• Work instructions
Extract every record, exactly as written, and ignore the pictures.

# START OF Extracted material

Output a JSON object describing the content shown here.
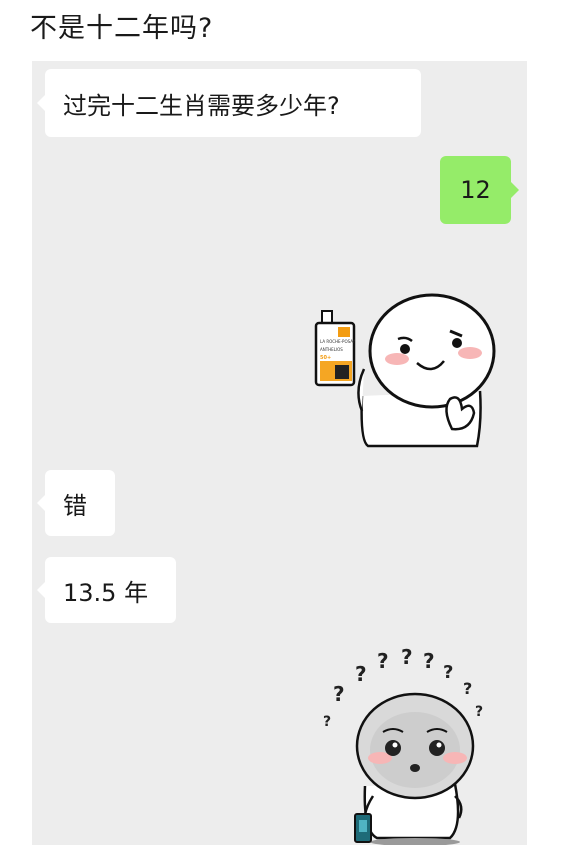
{
  "post": {
    "caption": "不是十二年吗?"
  },
  "chat": {
    "messages": [
      {
        "side": "left",
        "type": "text",
        "text": "过完十二生肖需要多少年?"
      },
      {
        "side": "right",
        "type": "text",
        "text": "12"
      },
      {
        "side": "right",
        "type": "sticker",
        "sticker": "bun-character-holding-sunscreen"
      },
      {
        "side": "left",
        "type": "text",
        "text": "错"
      },
      {
        "side": "left",
        "type": "text",
        "text": "13.5 年"
      },
      {
        "side": "right",
        "type": "sticker",
        "sticker": "bun-character-confused-question-marks"
      }
    ]
  },
  "sticker1": {
    "bottle_lines": [
      "LA ROCHE-POSAY",
      "ANTHELIOS",
      "50+"
    ]
  },
  "colors": {
    "chat_background": "#ededed",
    "incoming_bubble": "#ffffff",
    "outgoing_bubble": "#95ec69",
    "blush": "#f7b6b6"
  }
}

# END OF Extracted material

• Solution for this problem
Output a JSON object describing the content shown here.
{
  "post": {
    "caption": "不是十二年吗?"
  },
  "chat": {
    "messages": [
      {
        "side": "left",
        "type": "text",
        "text": "过完十二生肖需要多少年?"
      },
      {
        "side": "right",
        "type": "text",
        "text": "12"
      },
      {
        "side": "right",
        "type": "sticker",
        "sticker": "bun-character-holding-sunscreen"
      },
      {
        "side": "left",
        "type": "text",
        "text": "错"
      },
      {
        "side": "left",
        "type": "text",
        "text": "13.5 年"
      },
      {
        "side": "right",
        "type": "sticker",
        "sticker": "bun-character-confused-question-marks"
      }
    ]
  },
  "sticker1": {
    "bottle_lines": [
      "LA ROCHE-POSAY",
      "ANTHELIOS",
      "50+"
    ]
  },
  "colors": {
    "chat_background": "#ededed",
    "incoming_bubble": "#ffffff",
    "outgoing_bubble": "#95ec69",
    "blush": "#f7b6b6"
  }
}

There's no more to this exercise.